Objective =
Give the count of lines holding the string "掌握事实材料" and nothing else.

Information supplied =
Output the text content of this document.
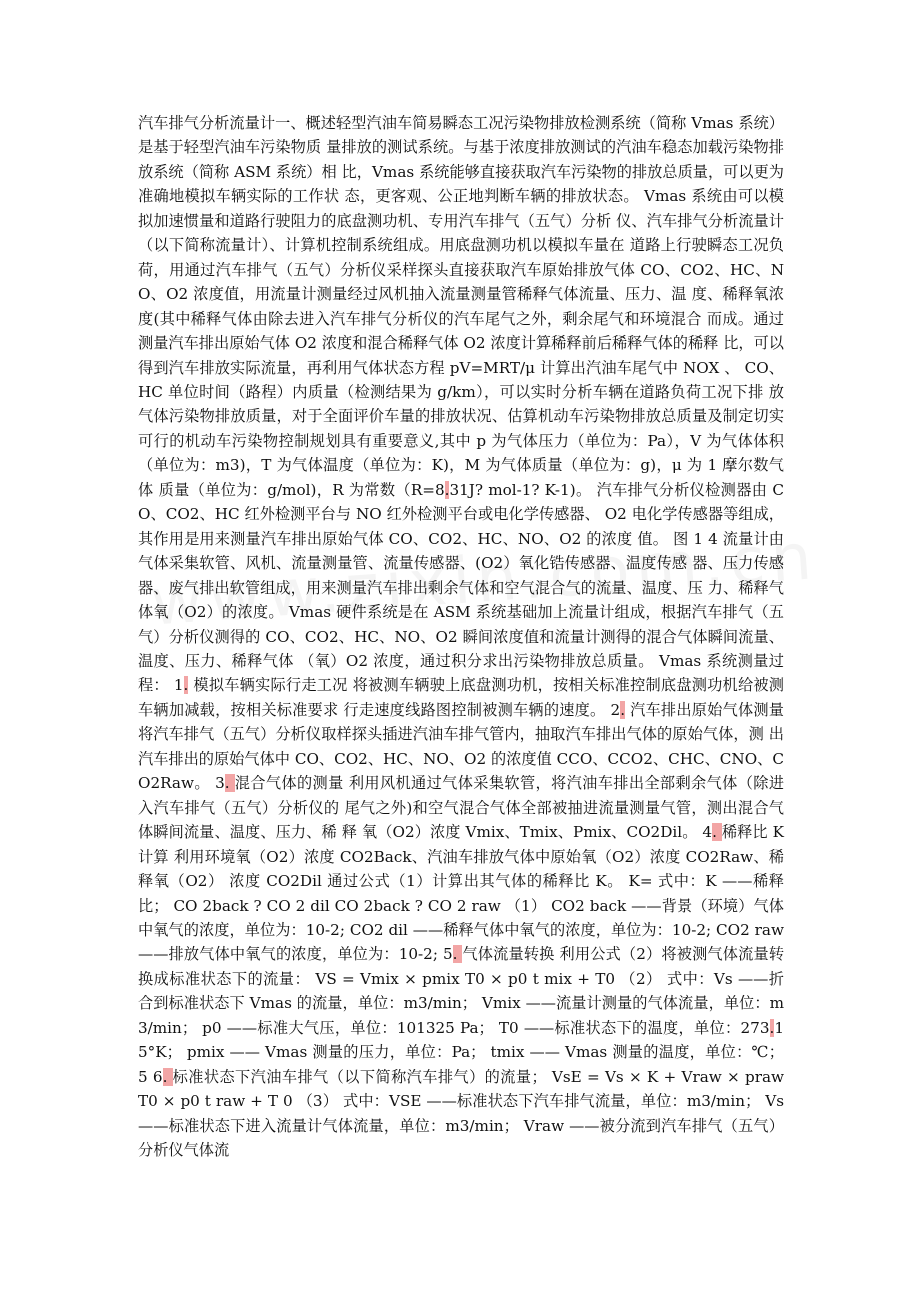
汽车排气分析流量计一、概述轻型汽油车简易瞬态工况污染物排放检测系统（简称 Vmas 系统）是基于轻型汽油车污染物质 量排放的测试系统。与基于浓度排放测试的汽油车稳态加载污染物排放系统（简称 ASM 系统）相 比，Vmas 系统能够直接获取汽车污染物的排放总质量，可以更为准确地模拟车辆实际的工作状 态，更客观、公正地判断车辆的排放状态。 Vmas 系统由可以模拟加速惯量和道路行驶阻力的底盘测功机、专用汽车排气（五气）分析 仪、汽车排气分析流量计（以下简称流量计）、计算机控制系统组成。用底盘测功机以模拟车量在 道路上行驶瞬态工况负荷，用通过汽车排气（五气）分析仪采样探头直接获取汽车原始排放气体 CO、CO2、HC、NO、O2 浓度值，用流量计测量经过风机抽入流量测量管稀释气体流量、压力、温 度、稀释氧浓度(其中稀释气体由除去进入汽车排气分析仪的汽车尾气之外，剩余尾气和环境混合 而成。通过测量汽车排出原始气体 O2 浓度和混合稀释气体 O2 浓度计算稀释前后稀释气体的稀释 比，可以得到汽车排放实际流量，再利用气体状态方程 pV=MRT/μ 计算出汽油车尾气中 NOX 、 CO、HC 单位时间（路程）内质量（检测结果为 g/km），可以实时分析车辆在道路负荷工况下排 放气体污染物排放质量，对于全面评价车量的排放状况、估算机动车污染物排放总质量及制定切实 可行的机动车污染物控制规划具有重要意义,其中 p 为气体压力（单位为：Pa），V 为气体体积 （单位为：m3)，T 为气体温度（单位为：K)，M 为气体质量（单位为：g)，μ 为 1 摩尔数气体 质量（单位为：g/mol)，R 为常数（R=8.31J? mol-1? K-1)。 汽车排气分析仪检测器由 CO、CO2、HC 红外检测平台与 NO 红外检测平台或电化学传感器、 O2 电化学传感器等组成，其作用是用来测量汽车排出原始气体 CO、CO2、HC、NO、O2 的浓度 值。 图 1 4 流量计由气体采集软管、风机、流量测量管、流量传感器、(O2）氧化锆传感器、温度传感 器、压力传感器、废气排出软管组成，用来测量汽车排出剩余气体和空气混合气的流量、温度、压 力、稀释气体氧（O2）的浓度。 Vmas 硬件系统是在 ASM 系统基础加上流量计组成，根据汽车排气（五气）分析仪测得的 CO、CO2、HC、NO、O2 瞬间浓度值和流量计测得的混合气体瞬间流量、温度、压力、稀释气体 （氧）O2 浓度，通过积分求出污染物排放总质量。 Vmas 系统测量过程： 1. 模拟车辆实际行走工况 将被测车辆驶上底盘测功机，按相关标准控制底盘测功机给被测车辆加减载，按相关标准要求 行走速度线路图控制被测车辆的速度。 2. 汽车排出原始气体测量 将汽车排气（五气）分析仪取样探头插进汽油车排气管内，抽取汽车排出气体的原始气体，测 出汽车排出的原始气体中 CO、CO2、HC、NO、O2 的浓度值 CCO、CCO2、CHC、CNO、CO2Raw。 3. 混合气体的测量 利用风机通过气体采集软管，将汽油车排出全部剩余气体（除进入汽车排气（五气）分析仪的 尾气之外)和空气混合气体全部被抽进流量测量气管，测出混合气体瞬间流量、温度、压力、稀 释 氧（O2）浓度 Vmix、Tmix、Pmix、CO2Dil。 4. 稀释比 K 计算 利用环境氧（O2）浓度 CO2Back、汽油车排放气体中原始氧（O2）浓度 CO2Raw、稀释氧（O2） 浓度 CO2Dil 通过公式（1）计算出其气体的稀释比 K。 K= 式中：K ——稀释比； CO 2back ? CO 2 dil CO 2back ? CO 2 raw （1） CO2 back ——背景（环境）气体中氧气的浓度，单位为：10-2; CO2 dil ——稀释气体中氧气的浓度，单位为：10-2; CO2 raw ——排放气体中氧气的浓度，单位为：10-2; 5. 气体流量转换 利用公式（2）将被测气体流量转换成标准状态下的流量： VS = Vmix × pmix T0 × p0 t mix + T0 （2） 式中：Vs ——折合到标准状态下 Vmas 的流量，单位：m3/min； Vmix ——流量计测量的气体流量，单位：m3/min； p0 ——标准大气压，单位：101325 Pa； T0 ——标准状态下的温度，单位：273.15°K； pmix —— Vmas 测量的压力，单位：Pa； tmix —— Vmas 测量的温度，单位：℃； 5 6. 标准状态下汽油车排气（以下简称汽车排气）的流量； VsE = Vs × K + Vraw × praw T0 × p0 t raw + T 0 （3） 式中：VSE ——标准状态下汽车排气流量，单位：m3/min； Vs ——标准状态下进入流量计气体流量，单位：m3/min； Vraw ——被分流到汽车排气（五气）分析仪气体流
...
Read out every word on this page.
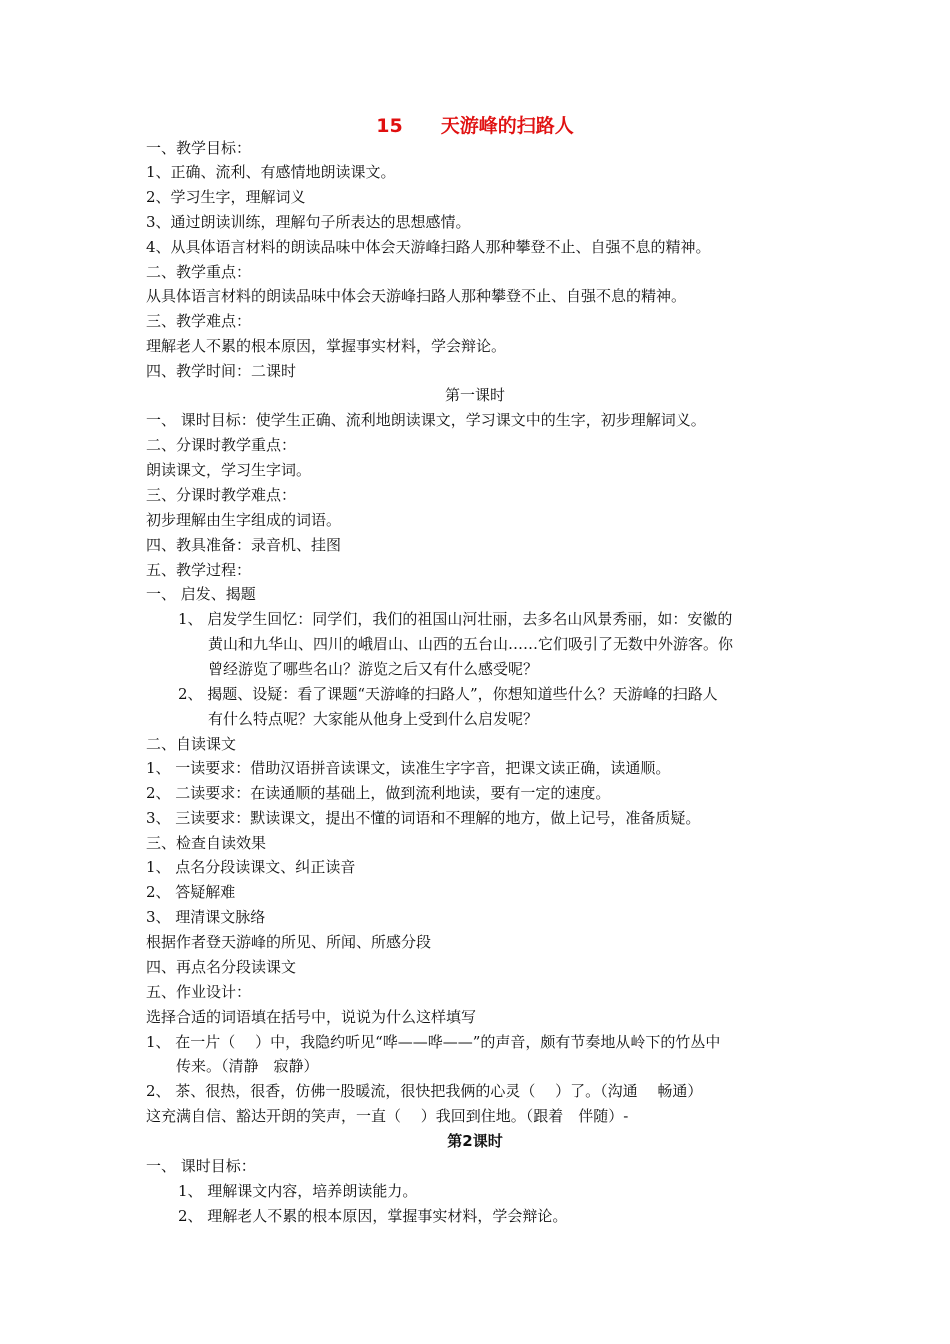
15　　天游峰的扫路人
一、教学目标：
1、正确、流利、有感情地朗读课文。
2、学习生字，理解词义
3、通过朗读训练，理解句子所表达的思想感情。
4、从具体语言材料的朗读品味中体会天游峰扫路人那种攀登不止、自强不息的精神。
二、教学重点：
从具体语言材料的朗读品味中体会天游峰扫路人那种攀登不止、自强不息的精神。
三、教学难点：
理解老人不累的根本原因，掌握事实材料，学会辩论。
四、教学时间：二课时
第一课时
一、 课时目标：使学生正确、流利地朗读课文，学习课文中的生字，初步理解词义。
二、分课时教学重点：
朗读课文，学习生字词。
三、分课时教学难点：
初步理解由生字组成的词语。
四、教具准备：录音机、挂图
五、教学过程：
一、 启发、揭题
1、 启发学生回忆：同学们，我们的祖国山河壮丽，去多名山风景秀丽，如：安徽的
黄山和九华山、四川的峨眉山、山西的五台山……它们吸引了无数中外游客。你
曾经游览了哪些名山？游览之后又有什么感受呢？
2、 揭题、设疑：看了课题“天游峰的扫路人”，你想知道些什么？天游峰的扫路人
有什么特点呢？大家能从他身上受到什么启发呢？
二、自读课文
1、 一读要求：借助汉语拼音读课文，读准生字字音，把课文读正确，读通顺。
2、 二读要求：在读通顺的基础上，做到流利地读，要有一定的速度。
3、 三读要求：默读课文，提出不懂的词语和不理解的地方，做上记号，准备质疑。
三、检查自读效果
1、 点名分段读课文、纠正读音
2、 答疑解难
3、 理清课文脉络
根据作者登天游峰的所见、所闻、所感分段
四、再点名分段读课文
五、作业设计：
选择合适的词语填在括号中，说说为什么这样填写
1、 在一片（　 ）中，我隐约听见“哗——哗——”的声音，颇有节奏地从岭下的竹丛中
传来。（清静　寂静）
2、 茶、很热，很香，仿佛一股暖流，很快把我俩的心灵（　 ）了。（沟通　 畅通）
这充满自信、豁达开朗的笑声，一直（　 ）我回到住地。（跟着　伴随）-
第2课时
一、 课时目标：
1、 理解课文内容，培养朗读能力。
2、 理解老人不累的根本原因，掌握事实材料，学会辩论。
...
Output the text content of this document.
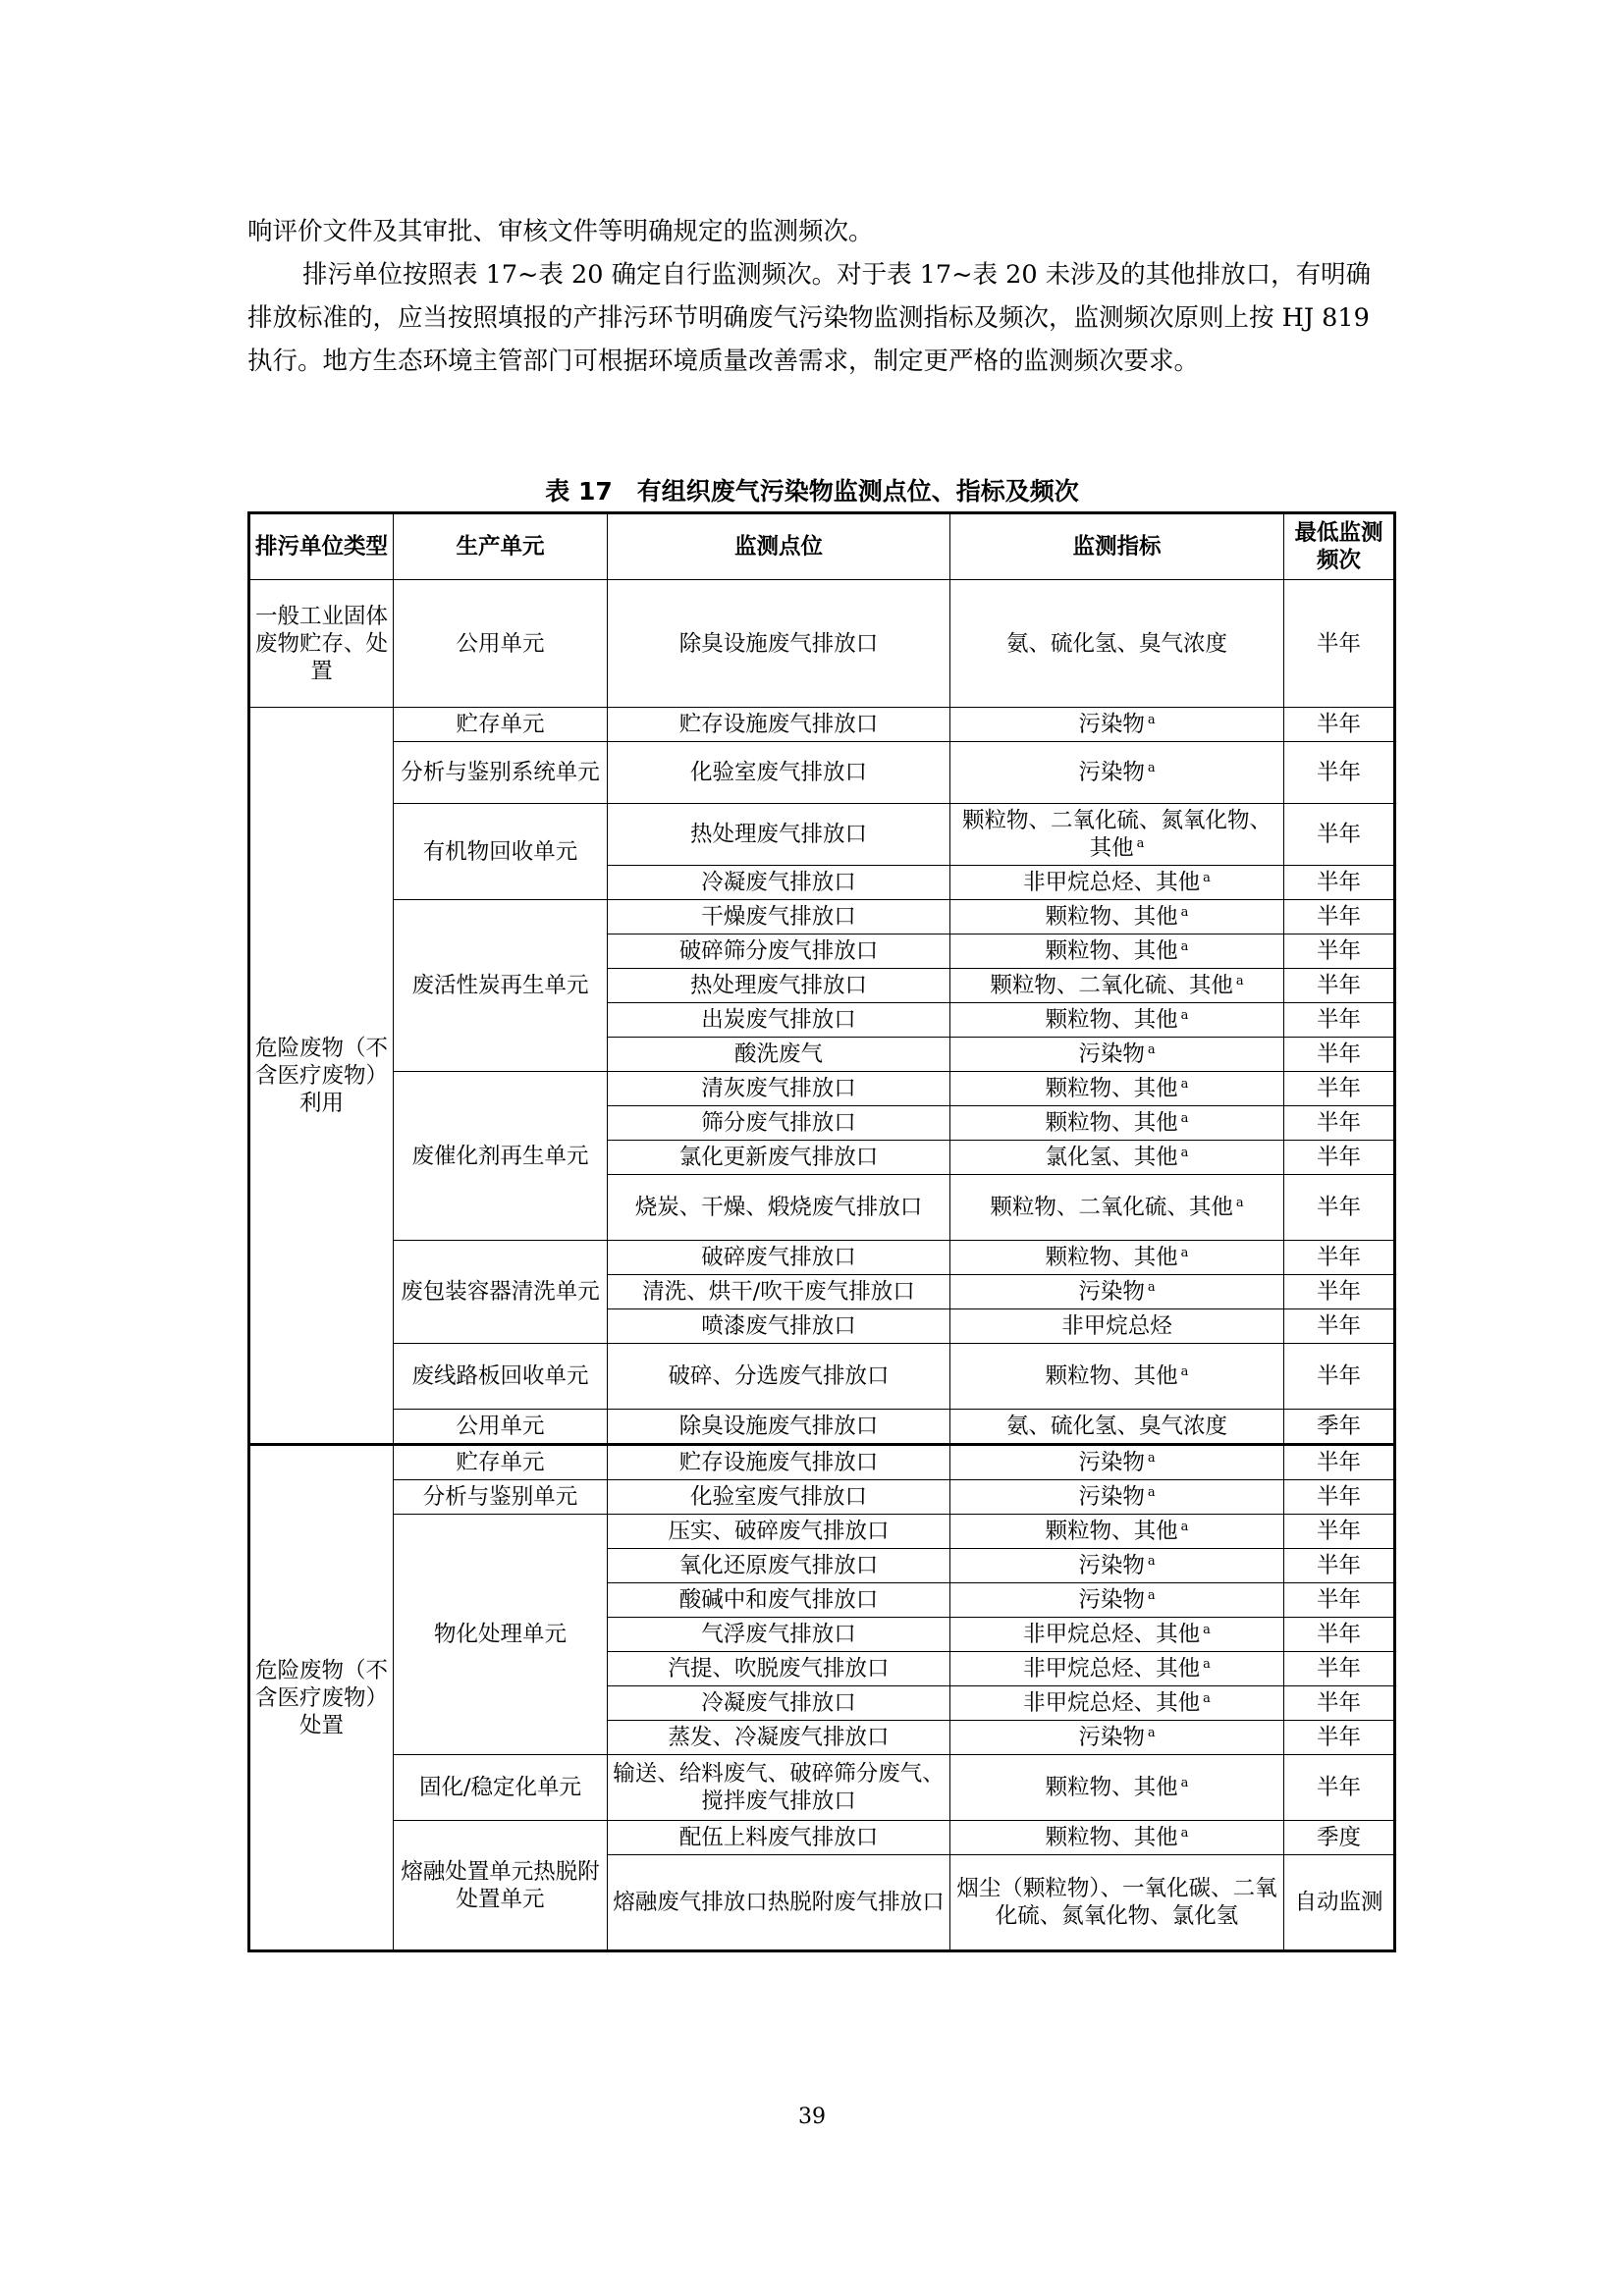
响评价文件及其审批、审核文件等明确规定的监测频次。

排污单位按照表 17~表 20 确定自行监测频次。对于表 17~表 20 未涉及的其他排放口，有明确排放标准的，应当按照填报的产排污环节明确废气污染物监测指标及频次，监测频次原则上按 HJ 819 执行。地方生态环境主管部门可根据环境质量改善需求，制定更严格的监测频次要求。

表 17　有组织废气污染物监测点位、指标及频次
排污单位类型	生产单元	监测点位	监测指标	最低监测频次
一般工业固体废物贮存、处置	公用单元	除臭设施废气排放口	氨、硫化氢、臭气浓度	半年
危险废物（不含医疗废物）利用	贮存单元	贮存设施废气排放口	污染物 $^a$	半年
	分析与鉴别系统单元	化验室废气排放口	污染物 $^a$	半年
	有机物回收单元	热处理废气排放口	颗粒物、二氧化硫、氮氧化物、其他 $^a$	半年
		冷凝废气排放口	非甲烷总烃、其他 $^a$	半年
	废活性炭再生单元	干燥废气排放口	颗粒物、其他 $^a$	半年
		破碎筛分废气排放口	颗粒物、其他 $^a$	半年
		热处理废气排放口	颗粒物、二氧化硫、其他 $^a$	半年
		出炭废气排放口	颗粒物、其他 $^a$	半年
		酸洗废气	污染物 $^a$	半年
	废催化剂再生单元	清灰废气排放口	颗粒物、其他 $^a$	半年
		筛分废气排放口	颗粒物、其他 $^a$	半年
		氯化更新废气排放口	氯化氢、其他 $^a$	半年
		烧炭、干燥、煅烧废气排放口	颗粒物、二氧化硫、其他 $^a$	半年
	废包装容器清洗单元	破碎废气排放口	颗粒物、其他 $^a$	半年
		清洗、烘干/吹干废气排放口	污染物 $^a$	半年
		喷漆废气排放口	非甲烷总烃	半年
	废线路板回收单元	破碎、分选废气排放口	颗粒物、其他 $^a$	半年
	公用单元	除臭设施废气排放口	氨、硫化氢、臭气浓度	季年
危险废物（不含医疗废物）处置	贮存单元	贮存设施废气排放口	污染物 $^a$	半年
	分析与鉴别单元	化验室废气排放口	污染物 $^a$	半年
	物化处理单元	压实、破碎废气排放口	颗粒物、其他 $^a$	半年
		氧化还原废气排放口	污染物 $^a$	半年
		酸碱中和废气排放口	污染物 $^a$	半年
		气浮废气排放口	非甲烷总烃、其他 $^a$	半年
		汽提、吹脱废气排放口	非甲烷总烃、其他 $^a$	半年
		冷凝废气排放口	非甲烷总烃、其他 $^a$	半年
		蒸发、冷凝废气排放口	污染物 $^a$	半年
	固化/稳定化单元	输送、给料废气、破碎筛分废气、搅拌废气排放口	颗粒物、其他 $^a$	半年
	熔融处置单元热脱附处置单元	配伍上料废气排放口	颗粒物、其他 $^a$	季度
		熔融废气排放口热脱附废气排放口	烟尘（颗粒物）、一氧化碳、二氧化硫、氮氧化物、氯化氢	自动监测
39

Answer to this exercise =
2